**Instructions to follow**
Extract the whole listing as it stands. Do not include the pictures.

Items from a dataset
## start
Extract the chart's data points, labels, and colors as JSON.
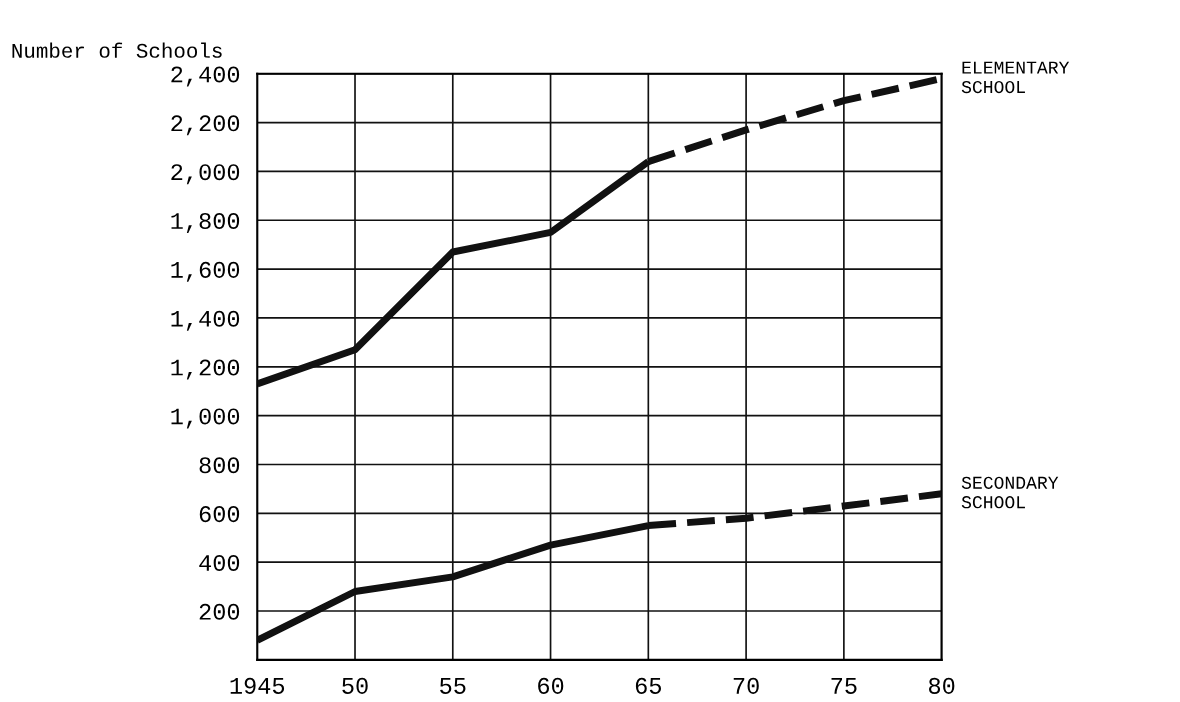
{
  "chart_data": {
    "type": "line",
    "ylabel": "Number of Schools",
    "xlim": [
      1945,
      1980
    ],
    "ylim": [
      0,
      2400
    ],
    "xticks": [
      {
        "value": 1945,
        "label": "1945"
      },
      {
        "value": 1950,
        "label": "50"
      },
      {
        "value": 1955,
        "label": "55"
      },
      {
        "value": 1960,
        "label": "60"
      },
      {
        "value": 1965,
        "label": "65"
      },
      {
        "value": 1970,
        "label": "70"
      },
      {
        "value": 1975,
        "label": "75"
      },
      {
        "value": 1980,
        "label": "80"
      }
    ],
    "yticks": [
      {
        "value": 200,
        "label": "200"
      },
      {
        "value": 400,
        "label": "400"
      },
      {
        "value": 600,
        "label": "600"
      },
      {
        "value": 800,
        "label": "800"
      },
      {
        "value": 1000,
        "label": "1,000"
      },
      {
        "value": 1200,
        "label": "1,200"
      },
      {
        "value": 1400,
        "label": "1,400"
      },
      {
        "value": 1600,
        "label": "1,600"
      },
      {
        "value": 1800,
        "label": "1,800"
      },
      {
        "value": 2000,
        "label": "2,000"
      },
      {
        "value": 2200,
        "label": "2,200"
      },
      {
        "value": 2400,
        "label": "2,400"
      }
    ],
    "grid": true,
    "marker": "none",
    "series": [
      {
        "color": "#111111",
        "line_style": "solid",
        "x": [
          1945,
          1950,
          1955,
          1960,
          1965
        ],
        "values": [
          1130,
          1270,
          1670,
          1750,
          2040
        ]
      },
      {
        "name": "ELEMENTARY\nSCHOOL",
        "color": "#111111",
        "line_style": "dashed",
        "x": [
          1965,
          1970,
          1975,
          1980
        ],
        "values": [
          2040,
          2170,
          2290,
          2380
        ]
      },
      {
        "color": "#111111",
        "line_style": "solid",
        "x": [
          1945,
          1950,
          1955,
          1960,
          1965
        ],
        "values": [
          80,
          280,
          340,
          470,
          550
        ]
      },
      {
        "name": "SECONDARY\nSCHOOL",
        "color": "#111111",
        "line_style": "dashed",
        "x": [
          1965,
          1970,
          1975,
          1980
        ],
        "values": [
          550,
          580,
          630,
          680
        ]
      }
    ]
  }
}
## end
**In response**
Extract the chart's data points, labels, and colors as JSON.
{
  "chart_data": {
    "type": "line",
    "ylabel": "Number of Schools",
    "xlim": [
      1945,
      1980
    ],
    "ylim": [
      0,
      2400
    ],
    "xticks": [
      {
        "value": 1945,
        "label": "1945"
      },
      {
        "value": 1950,
        "label": "50"
      },
      {
        "value": 1955,
        "label": "55"
      },
      {
        "value": 1960,
        "label": "60"
      },
      {
        "value": 1965,
        "label": "65"
      },
      {
        "value": 1970,
        "label": "70"
      },
      {
        "value": 1975,
        "label": "75"
      },
      {
        "value": 1980,
        "label": "80"
      }
    ],
    "yticks": [
      {
        "value": 200,
        "label": "200"
      },
      {
        "value": 400,
        "label": "400"
      },
      {
        "value": 600,
        "label": "600"
      },
      {
        "value": 800,
        "label": "800"
      },
      {
        "value": 1000,
        "label": "1,000"
      },
      {
        "value": 1200,
        "label": "1,200"
      },
      {
        "value": 1400,
        "label": "1,400"
      },
      {
        "value": 1600,
        "label": "1,600"
      },
      {
        "value": 1800,
        "label": "1,800"
      },
      {
        "value": 2000,
        "label": "2,000"
      },
      {
        "value": 2200,
        "label": "2,200"
      },
      {
        "value": 2400,
        "label": "2,400"
      }
    ],
    "grid": true,
    "marker": "none",
    "series": [
      {
        "color": "#111111",
        "line_style": "solid",
        "x": [
          1945,
          1950,
          1955,
          1960,
          1965
        ],
        "values": [
          1130,
          1270,
          1670,
          1750,
          2040
        ]
      },
      {
        "name": "ELEMENTARY\nSCHOOL",
        "color": "#111111",
        "line_style": "dashed",
        "x": [
          1965,
          1970,
          1975,
          1980
        ],
        "values": [
          2040,
          2170,
          2290,
          2380
        ]
      },
      {
        "color": "#111111",
        "line_style": "solid",
        "x": [
          1945,
          1950,
          1955,
          1960,
          1965
        ],
        "values": [
          80,
          280,
          340,
          470,
          550
        ]
      },
      {
        "name": "SECONDARY\nSCHOOL",
        "color": "#111111",
        "line_style": "dashed",
        "x": [
          1965,
          1970,
          1975,
          1980
        ],
        "values": [
          550,
          580,
          630,
          680
        ]
      }
    ]
  }
}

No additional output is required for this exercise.